## INPUT MATERIAL:
------------------------------------------------

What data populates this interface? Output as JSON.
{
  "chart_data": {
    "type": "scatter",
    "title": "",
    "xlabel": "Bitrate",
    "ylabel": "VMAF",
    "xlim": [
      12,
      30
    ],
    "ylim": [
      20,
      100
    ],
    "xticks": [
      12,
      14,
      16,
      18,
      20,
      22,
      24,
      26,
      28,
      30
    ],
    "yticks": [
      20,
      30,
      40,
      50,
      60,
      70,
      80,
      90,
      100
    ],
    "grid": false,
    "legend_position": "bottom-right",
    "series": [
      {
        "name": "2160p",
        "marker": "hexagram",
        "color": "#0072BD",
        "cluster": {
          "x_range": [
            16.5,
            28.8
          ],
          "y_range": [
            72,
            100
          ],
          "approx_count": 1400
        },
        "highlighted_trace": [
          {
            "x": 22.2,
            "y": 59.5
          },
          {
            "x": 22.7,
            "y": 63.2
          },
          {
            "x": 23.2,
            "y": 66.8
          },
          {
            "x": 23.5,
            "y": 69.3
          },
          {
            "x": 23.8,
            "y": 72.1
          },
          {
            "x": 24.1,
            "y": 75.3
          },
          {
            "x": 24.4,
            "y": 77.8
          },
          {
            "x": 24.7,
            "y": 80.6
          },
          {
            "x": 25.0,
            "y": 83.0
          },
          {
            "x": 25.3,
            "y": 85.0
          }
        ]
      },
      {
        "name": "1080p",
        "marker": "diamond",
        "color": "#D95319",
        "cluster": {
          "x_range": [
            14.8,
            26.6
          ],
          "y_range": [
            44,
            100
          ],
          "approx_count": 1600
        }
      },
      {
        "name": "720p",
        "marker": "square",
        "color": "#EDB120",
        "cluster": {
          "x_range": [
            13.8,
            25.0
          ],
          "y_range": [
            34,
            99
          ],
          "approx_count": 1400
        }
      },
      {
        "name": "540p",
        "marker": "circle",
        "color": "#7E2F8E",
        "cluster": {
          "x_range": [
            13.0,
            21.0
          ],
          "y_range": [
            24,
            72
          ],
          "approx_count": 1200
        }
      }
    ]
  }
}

------------------------------------------------

## WHAT IS BEING ASKED:
Quote the entire listing above exactly.

## THE RESPONSE:
What data populates this interface? Output as JSON.
{
  "chart_data": {
    "type": "scatter",
    "title": "",
    "xlabel": "Bitrate",
    "ylabel": "VMAF",
    "xlim": [
      12,
      30
    ],
    "ylim": [
      20,
      100
    ],
    "xticks": [
      12,
      14,
      16,
      18,
      20,
      22,
      24,
      26,
      28,
      30
    ],
    "yticks": [
      20,
      30,
      40,
      50,
      60,
      70,
      80,
      90,
      100
    ],
    "grid": false,
    "legend_position": "bottom-right",
    "series": [
      {
        "name": "2160p",
        "marker": "hexagram",
        "color": "#0072BD",
        "cluster": {
          "x_range": [
            16.5,
            28.8
          ],
          "y_range": [
            72,
            100
          ],
          "approx_count": 1400
        },
        "highlighted_trace": [
          {
            "x": 22.2,
            "y": 59.5
          },
          {
            "x": 22.7,
            "y": 63.2
          },
          {
            "x": 23.2,
            "y": 66.8
          },
          {
            "x": 23.5,
            "y": 69.3
          },
          {
            "x": 23.8,
            "y": 72.1
          },
          {
            "x": 24.1,
            "y": 75.3
          },
          {
            "x": 24.4,
            "y": 77.8
          },
          {
            "x": 24.7,
            "y": 80.6
          },
          {
            "x": 25.0,
            "y": 83.0
          },
          {
            "x": 25.3,
            "y": 85.0
          }
        ]
      },
      {
        "name": "1080p",
        "marker": "diamond",
        "color": "#D95319",
        "cluster": {
          "x_range": [
            14.8,
            26.6
          ],
          "y_range": [
            44,
            100
          ],
          "approx_count": 1600
        }
      },
      {
        "name": "720p",
        "marker": "square",
        "color": "#EDB120",
        "cluster": {
          "x_range": [
            13.8,
            25.0
          ],
          "y_range": [
            34,
            99
          ],
          "approx_count": 1400
        }
      },
      {
        "name": "540p",
        "marker": "circle",
        "color": "#7E2F8E",
        "cluster": {
          "x_range": [
            13.0,
            21.0
          ],
          "y_range": [
            24,
            72
          ],
          "approx_count": 1200
        }
      }
    ]
  }
}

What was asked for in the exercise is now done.